PAGE –
------------------------
### **NLP Final Project**
#### **Spam and Sentiment Email Analysis: Spam Bi-LSTM Supervised Learning**

Wilson Neira

##### **1. Import**
* Import libraries needed for deep learning and text sequence preparation with TensorFlow/Keras.

In [1]:
import pandas as pd
import numpy as np
from sklearn.preprocessing import LabelEncoder, OneHotEncoder
from sklearn.metrics import classification_report
from sklearn.model_selection import StratifiedKFold
from tensorflow.keras.preprocessing.text import Tokenizer
from tensorflow.keras.preprocessing.sequence import pad_sequences
from tensorflow.keras.models import Model
from tensorflow.keras.layers import Input, Embedding, LSTM, Bidirectional, Dense, Concatenate


##### **2. Tokenization and Sequence Padding**

* Load datasets, encode labels, convert email texts into padded numeric sequences using Tokenizer.

In [2]:
# Load Data
train_df = pd.read_csv("group34_train_data_with_clusters.csv")
test_df = pd.read_csv("group34_test_data_with_clusters.csv")

# Encode labels
le = LabelEncoder()
train_labels = le.fit_transform(train_df['label'])  # spam:1, ham:0
test_labels = le.transform(test_df['label'])

# Prepare tokenizer (fit on train)
tokenizer = Tokenizer(num_words=5000)
tokenizer.fit_on_texts(train_df['email'])

# Text to sequences
X_train_seq = tokenizer.texts_to_sequences(train_df['email'])
X_test_seq = tokenizer.texts_to_sequences(test_df['email'])

# Padding sequences
max_len = 200
X_train_pad = pad_sequences(X_train_seq, maxlen=max_len, padding='post')
X_test_pad = pad_sequences(X_test_seq, maxlen=max_len, padding='post')

##### **3. Bi-LSTM Model Definition**
* Defined a flexible Bi-LSTM model that can incorporate clustering features through concatenation for classification.

In [3]:
# Function to create Bi-LSTM model
def create_model(cluster_feature_dim=0):
    input_text = Input(shape=(max_len,))
    embedding = Embedding(input_dim=5000, output_dim=128)(input_text)
    x = Bidirectional(LSTM(64))(embedding)

    if cluster_feature_dim > 0:
        input_cluster = Input(shape=(cluster_feature_dim,))
        concatenated = Concatenate()([x, input_cluster])
        output = Dense(1, activation='sigmoid')(concatenated)
------------------------
REQUIRED TASKS –
- a) In the spam classification notebook, rewrite the part that opens with the words containing "# Text to sequences" and closes with "concatenation for classification.", changing "max_len" to "seq_len".
- b) In the spam classification notebook, what value is max_len set to?
- c) Resume the spam classification notebook from its last line of code.
The listing has no role in any of this.

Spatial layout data
------------------------
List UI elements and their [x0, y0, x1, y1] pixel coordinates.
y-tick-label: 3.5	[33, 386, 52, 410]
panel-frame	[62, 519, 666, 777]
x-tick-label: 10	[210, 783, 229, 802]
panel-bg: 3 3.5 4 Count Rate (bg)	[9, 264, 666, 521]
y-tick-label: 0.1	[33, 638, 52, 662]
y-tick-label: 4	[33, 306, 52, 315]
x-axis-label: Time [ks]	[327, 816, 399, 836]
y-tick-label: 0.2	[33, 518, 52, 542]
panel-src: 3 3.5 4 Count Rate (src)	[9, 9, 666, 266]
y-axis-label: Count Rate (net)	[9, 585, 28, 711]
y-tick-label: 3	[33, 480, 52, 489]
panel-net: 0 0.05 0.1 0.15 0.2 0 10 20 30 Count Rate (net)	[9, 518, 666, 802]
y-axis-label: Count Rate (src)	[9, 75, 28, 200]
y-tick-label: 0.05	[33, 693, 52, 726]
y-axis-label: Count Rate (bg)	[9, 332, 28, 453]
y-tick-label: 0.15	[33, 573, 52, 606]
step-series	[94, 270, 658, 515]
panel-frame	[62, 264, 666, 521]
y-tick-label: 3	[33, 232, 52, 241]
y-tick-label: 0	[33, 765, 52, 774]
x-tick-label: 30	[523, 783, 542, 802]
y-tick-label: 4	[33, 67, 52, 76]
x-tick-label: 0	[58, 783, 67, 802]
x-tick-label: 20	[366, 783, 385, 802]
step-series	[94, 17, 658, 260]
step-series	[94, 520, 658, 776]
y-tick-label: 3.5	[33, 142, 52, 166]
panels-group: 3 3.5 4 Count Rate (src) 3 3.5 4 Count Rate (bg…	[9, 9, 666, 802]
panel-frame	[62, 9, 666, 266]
------------------------
OUTPUTS –
- a)
# Text to sequences
X_train_seq = tokenizer.texts_to_sequences(train_df['email'])
X_test_seq = tokenizer.texts_to_sequences(test_df['email'])

# Padding sequences
seq_len = 200
X_train_pad = pad_sequences(X_train_seq, maxlen=seq_len, padding='post')
X_test_pad = pad_sequences(X_test_seq, maxlen=seq_len, padding='post')

##### **3. Bi-LSTM Model Definition**
* Defined a flexible Bi-LSTM model that can incorporate clustering features through concatenation for classification.

- b) 200

- c)
        model = Model(inputs=[input_text, input_cluster], outputs=output)
    else:
        output = Dense(1, activation='sigmoid')(x)
        model = Model(inputs=input_text, outputs=output)

    model.compile(loss='binary_crossentropy', optimizer='adam', metrics=['accuracy'])
    return model

##### **4. Prepare Clustering Features and Configurations**
* Perform one-hot encoding on K-Means and hierarchical cluster labels, prepare datasets for each model configuration and set up the StratifiedKFold for cross-validation.

In [4]:
# Prepare clustering features
cluster_encoder = OneHotEncoder(sparse_output=False, handle_unknown='ignore')
train_kmeans_feat = cluster_encoder.fit_transform(train_df[['kmeans_cluster']])
test_kmeans_feat = cluster_encoder.transform(test_df[['kmeans_cluster']])

train_hier_feat = cluster_encoder.fit_transform(train_df[['hierarchical_cluster']])
test_hier_feat = cluster_encoder.transform(test_df[['hierarchical_cluster']])

# Combine K-Means and Hierarchical clustering features
train_combined_feat = np.hstack((train_kmeans_feat, train_hier_feat))
test_combined_feat = np.hstack((test_kmeans_feat, test_hier_feat))

# K-fold Cross-validation
skf = StratifiedKFold(n_splits=5, shuffle=True, random_state=42)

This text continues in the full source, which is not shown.